◆ **BRIEF**
From the entries that follow, extract each line holding the string "Transparency".

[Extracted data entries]
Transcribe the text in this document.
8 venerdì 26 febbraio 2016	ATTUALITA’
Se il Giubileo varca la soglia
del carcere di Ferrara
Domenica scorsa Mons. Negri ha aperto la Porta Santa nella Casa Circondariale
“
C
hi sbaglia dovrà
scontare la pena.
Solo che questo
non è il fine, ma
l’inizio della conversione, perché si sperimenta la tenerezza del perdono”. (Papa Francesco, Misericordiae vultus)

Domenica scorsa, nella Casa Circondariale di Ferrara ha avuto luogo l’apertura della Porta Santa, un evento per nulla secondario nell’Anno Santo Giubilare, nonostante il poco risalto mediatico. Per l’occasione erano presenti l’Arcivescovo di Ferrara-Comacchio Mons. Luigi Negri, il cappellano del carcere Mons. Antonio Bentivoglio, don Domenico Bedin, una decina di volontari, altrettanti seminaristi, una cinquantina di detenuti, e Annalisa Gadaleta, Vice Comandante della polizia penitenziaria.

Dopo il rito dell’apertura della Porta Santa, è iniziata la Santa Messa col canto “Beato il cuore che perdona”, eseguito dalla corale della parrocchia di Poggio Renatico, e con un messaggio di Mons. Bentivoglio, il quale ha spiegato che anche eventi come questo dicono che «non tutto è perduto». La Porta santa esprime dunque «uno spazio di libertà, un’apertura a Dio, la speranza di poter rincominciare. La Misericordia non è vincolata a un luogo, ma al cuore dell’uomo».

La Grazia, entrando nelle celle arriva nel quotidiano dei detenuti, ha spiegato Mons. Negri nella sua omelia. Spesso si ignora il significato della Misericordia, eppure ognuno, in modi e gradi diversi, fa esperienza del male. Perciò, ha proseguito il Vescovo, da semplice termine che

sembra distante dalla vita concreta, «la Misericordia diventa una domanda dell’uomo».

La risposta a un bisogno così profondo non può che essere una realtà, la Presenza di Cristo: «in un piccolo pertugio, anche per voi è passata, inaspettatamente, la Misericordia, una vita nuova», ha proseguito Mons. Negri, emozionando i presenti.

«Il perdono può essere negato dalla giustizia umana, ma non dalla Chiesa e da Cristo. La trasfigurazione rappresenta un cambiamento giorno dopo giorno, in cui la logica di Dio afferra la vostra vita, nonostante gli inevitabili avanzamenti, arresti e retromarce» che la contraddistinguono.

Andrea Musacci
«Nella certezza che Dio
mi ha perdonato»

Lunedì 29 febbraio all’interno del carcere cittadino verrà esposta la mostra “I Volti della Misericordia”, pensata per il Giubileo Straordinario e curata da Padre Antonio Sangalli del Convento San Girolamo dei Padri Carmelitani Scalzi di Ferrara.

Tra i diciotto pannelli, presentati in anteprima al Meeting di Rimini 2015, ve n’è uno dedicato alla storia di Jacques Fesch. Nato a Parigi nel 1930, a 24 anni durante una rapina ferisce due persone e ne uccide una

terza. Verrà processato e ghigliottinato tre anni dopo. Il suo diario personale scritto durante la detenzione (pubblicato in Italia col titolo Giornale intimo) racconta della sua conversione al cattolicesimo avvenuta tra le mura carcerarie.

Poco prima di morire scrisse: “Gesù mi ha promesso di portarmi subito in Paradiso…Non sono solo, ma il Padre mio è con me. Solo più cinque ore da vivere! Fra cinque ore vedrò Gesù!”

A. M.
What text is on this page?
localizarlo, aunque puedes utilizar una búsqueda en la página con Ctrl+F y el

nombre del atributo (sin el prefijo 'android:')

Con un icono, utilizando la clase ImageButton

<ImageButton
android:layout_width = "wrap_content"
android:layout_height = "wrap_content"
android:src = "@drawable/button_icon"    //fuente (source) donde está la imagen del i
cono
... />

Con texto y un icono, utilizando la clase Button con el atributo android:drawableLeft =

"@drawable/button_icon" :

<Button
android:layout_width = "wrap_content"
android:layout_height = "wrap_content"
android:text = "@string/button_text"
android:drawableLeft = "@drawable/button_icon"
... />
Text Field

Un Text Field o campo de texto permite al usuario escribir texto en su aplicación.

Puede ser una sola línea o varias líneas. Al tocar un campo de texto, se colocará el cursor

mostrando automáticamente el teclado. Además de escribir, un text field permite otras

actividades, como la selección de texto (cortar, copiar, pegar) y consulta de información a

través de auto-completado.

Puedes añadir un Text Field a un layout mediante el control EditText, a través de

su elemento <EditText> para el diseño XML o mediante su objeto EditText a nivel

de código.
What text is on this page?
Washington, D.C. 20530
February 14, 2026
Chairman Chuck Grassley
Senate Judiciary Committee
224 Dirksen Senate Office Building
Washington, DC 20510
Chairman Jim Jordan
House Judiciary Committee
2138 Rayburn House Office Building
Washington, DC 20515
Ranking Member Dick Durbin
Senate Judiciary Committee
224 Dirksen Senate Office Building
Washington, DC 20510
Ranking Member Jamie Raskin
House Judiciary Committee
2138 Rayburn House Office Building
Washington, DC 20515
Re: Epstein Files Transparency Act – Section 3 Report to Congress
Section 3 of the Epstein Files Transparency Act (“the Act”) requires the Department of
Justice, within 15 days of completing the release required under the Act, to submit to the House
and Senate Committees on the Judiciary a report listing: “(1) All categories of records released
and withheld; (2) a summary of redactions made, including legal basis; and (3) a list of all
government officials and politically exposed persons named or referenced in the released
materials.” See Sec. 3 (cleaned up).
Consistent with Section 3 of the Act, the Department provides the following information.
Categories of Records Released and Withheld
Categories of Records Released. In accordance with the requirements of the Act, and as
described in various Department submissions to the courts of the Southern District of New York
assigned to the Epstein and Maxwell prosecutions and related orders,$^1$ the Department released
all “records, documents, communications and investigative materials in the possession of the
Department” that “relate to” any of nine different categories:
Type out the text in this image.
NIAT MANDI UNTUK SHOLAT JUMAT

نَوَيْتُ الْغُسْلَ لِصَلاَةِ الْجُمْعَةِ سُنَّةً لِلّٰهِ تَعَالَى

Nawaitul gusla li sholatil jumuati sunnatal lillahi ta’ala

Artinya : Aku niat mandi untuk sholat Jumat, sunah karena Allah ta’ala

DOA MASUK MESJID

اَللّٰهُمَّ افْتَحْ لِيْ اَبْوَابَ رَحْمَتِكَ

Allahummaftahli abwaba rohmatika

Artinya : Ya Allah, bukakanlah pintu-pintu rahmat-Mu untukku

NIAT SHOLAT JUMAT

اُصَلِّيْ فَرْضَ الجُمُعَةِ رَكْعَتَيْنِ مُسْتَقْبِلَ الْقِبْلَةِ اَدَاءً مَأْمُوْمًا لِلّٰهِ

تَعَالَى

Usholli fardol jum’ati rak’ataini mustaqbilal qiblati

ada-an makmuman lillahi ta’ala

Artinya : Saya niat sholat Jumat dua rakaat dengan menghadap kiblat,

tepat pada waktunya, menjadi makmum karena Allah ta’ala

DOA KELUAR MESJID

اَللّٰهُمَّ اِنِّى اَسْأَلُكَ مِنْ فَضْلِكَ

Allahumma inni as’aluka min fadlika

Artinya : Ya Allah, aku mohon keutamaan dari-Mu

◆ **SOLVED EXERCISE**
Re: Epstein Files Transparency Act – Section 3 Report to Congress
Section 3 of the Epstein Files Transparency Act (“the Act”) requires the Department of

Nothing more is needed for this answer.